### Instructions to follow:
Copy each line below in which the word "change" occurs.

### Working data:
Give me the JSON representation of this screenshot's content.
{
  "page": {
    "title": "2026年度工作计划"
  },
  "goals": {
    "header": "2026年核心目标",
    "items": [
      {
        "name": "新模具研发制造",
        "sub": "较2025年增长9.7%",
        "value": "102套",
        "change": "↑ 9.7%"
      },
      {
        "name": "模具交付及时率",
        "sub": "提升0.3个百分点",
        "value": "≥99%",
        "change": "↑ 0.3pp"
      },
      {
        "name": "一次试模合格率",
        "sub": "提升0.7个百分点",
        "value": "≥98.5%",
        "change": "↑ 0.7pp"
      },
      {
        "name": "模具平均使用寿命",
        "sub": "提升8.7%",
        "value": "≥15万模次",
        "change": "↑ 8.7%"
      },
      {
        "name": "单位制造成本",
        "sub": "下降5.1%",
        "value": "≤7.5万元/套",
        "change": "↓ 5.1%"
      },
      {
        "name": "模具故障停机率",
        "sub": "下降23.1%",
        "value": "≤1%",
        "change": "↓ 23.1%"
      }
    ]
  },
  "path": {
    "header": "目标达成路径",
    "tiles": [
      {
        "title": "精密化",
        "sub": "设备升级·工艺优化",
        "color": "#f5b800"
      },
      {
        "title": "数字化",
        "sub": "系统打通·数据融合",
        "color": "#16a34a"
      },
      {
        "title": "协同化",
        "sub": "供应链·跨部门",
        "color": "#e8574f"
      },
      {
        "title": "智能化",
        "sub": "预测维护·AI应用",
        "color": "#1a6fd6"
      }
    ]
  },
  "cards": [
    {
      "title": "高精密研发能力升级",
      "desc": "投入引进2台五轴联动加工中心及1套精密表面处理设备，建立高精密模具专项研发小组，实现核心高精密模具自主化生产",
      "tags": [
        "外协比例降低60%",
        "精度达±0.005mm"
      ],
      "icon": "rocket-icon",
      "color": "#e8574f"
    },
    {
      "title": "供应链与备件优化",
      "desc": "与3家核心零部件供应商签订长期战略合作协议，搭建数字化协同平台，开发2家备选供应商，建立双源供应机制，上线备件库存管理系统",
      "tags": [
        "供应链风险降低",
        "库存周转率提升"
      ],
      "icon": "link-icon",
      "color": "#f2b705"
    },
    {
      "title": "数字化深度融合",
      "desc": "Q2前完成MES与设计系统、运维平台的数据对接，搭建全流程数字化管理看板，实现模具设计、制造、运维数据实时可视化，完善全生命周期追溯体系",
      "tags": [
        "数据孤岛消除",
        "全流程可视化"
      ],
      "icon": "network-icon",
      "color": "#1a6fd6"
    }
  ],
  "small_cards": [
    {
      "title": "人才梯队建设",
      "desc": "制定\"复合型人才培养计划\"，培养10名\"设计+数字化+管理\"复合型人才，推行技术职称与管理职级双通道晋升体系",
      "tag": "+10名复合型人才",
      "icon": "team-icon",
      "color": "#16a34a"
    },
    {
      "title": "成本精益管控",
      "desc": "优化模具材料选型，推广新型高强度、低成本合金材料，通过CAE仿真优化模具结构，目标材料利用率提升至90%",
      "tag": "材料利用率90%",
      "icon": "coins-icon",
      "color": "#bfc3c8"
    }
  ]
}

### Expected answer:
        "change": "↑ 9.7%"
        "change": "↑ 0.3pp"
        "change": "↑ 0.7pp"
        "change": "↑ 8.7%"
        "change": "↓ 5.1%"
        "change": "↓ 23.1%"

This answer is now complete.